- Challenge
Reproduce every entry below precisely. Pictures are excluded from the copy.

┏━━

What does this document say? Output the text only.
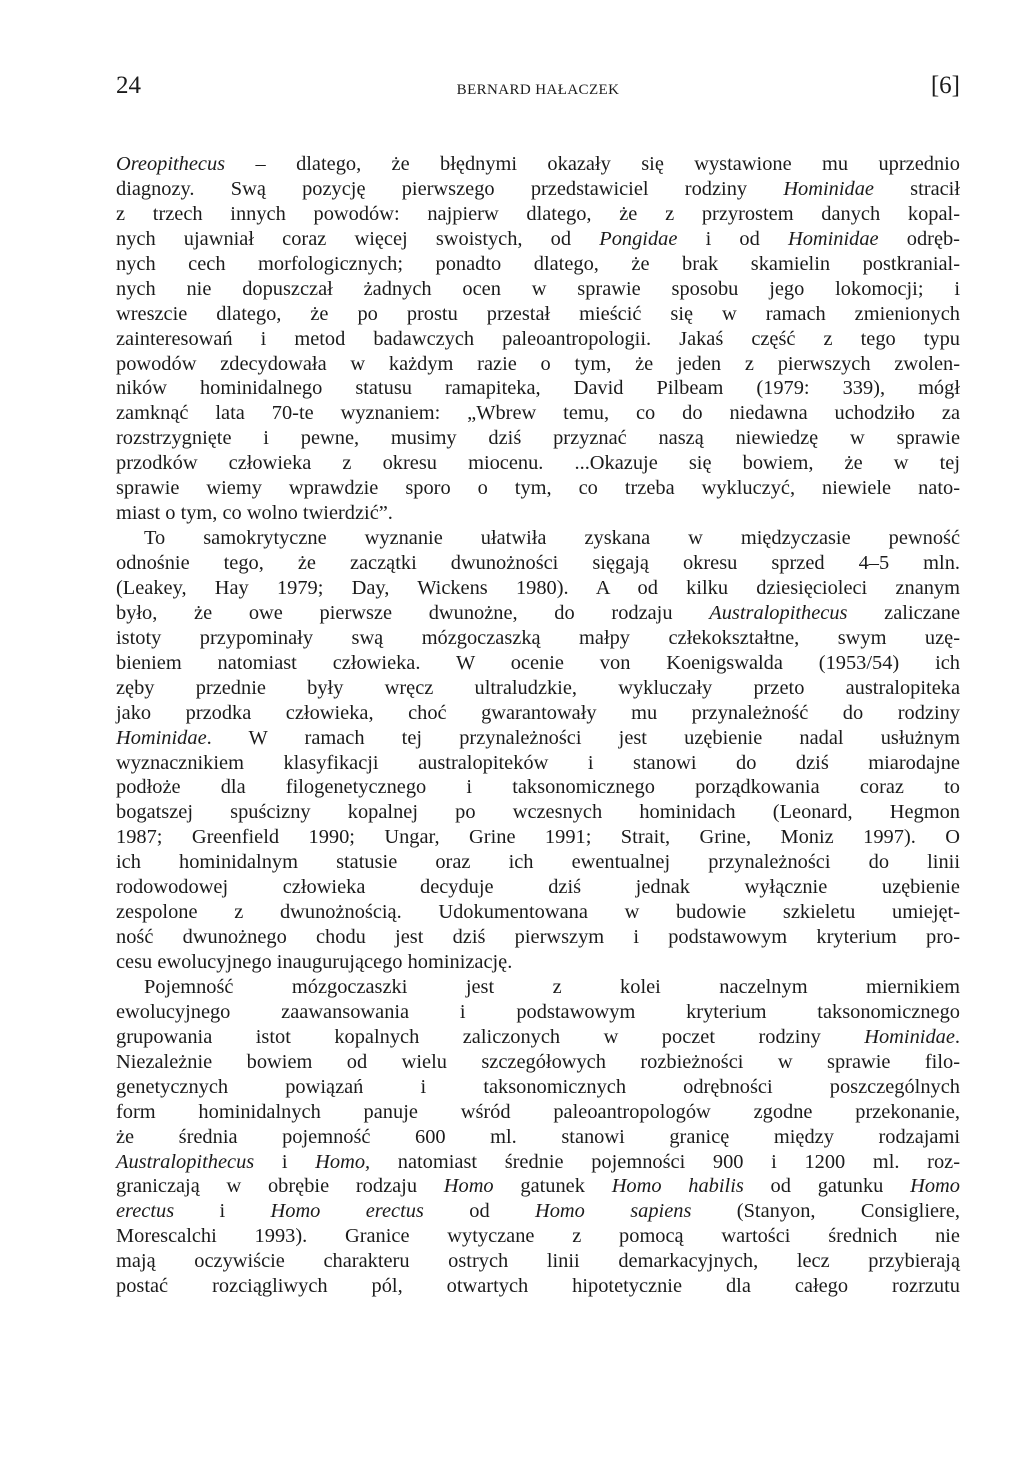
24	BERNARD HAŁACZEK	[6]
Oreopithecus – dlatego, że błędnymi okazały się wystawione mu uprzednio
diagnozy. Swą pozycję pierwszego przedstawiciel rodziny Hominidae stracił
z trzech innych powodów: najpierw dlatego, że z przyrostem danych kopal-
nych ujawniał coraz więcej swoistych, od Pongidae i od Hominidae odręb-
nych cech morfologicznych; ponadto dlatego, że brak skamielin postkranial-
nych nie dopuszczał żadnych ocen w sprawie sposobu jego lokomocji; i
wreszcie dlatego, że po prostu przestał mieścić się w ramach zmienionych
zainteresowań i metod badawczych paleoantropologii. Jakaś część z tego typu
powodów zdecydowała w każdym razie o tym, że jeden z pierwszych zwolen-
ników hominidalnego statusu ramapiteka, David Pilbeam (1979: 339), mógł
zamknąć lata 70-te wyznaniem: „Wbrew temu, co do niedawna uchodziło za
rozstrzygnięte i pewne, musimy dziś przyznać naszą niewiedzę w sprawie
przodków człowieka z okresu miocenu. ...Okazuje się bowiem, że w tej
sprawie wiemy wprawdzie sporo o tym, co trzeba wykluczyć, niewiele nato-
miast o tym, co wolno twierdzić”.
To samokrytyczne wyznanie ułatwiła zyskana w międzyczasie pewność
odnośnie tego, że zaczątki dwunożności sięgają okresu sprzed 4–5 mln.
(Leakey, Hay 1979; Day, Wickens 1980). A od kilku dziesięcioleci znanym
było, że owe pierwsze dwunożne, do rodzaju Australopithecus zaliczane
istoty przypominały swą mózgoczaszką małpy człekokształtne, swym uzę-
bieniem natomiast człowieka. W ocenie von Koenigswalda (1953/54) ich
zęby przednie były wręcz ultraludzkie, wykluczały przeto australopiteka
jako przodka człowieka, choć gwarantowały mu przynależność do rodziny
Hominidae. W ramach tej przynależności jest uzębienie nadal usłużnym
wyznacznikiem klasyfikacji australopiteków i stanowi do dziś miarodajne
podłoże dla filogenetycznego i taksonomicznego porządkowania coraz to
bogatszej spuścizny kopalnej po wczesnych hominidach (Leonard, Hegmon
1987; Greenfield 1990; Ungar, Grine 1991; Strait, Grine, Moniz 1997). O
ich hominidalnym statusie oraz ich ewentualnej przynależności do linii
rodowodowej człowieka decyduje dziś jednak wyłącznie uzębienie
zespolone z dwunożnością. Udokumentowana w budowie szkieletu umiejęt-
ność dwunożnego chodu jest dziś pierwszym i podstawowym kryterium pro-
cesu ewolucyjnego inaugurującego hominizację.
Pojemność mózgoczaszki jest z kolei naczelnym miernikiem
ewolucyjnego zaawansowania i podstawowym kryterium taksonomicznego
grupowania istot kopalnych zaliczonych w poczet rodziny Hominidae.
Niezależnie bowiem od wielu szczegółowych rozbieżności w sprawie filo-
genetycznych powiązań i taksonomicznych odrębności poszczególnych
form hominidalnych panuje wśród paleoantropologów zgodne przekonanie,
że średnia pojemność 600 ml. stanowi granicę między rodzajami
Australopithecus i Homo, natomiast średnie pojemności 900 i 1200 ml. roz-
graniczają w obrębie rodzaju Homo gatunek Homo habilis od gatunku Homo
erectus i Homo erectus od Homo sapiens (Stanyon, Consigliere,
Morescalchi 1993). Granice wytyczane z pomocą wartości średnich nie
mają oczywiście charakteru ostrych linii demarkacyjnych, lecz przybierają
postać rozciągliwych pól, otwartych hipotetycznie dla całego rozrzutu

┗━━

- Response
What does this document say? Output the text only.
24	BERNARD HAŁACZEK	[6]
Oreopithecus – dlatego, że błędnymi okazały się wystawione mu uprzednio
diagnozy. Swą pozycję pierwszego przedstawiciel rodziny Hominidae stracił
z trzech innych powodów: najpierw dlatego, że z przyrostem danych kopal-
nych ujawniał coraz więcej swoistych, od Pongidae i od Hominidae odręb-
nych cech morfologicznych; ponadto dlatego, że brak skamielin postkranial-
nych nie dopuszczał żadnych ocen w sprawie sposobu jego lokomocji; i
wreszcie dlatego, że po prostu przestał mieścić się w ramach zmienionych
zainteresowań i metod badawczych paleoantropologii. Jakaś część z tego typu
powodów zdecydowała w każdym razie o tym, że jeden z pierwszych zwolen-
ników hominidalnego statusu ramapiteka, David Pilbeam (1979: 339), mógł
zamknąć lata 70-te wyznaniem: „Wbrew temu, co do niedawna uchodziło za
rozstrzygnięte i pewne, musimy dziś przyznać naszą niewiedzę w sprawie
przodków człowieka z okresu miocenu. ...Okazuje się bowiem, że w tej
sprawie wiemy wprawdzie sporo o tym, co trzeba wykluczyć, niewiele nato-
miast o tym, co wolno twierdzić”.
To samokrytyczne wyznanie ułatwiła zyskana w międzyczasie pewność
odnośnie tego, że zaczątki dwunożności sięgają okresu sprzed 4–5 mln.
(Leakey, Hay 1979; Day, Wickens 1980). A od kilku dziesięcioleci znanym
było, że owe pierwsze dwunożne, do rodzaju Australopithecus zaliczane
istoty przypominały swą mózgoczaszką małpy człekokształtne, swym uzę-
bieniem natomiast człowieka. W ocenie von Koenigswalda (1953/54) ich
zęby przednie były wręcz ultraludzkie, wykluczały przeto australopiteka
jako przodka człowieka, choć gwarantowały mu przynależność do rodziny
Hominidae. W ramach tej przynależności jest uzębienie nadal usłużnym
wyznacznikiem klasyfikacji australopiteków i stanowi do dziś miarodajne
podłoże dla filogenetycznego i taksonomicznego porządkowania coraz to
bogatszej spuścizny kopalnej po wczesnych hominidach (Leonard, Hegmon
1987; Greenfield 1990; Ungar, Grine 1991; Strait, Grine, Moniz 1997). O
ich hominidalnym statusie oraz ich ewentualnej przynależności do linii
rodowodowej człowieka decyduje dziś jednak wyłącznie uzębienie
zespolone z dwunożnością. Udokumentowana w budowie szkieletu umiejęt-
ność dwunożnego chodu jest dziś pierwszym i podstawowym kryterium pro-
cesu ewolucyjnego inaugurującego hominizację.
Pojemność mózgoczaszki jest z kolei naczelnym miernikiem
ewolucyjnego zaawansowania i podstawowym kryterium taksonomicznego
grupowania istot kopalnych zaliczonych w poczet rodziny Hominidae.
Niezależnie bowiem od wielu szczegółowych rozbieżności w sprawie filo-
genetycznych powiązań i taksonomicznych odrębności poszczególnych
form hominidalnych panuje wśród paleoantropologów zgodne przekonanie,
że średnia pojemność 600 ml. stanowi granicę między rodzajami
Australopithecus i Homo, natomiast średnie pojemności 900 i 1200 ml. roz-
graniczają w obrębie rodzaju Homo gatunek Homo habilis od gatunku Homo
erectus i Homo erectus od Homo sapiens (Stanyon, Consigliere,
Morescalchi 1993). Granice wytyczane z pomocą wartości średnich nie
mają oczywiście charakteru ostrych linii demarkacyjnych, lecz przybierają
postać rozciągliwych pól, otwartych hipotetycznie dla całego rozrzutu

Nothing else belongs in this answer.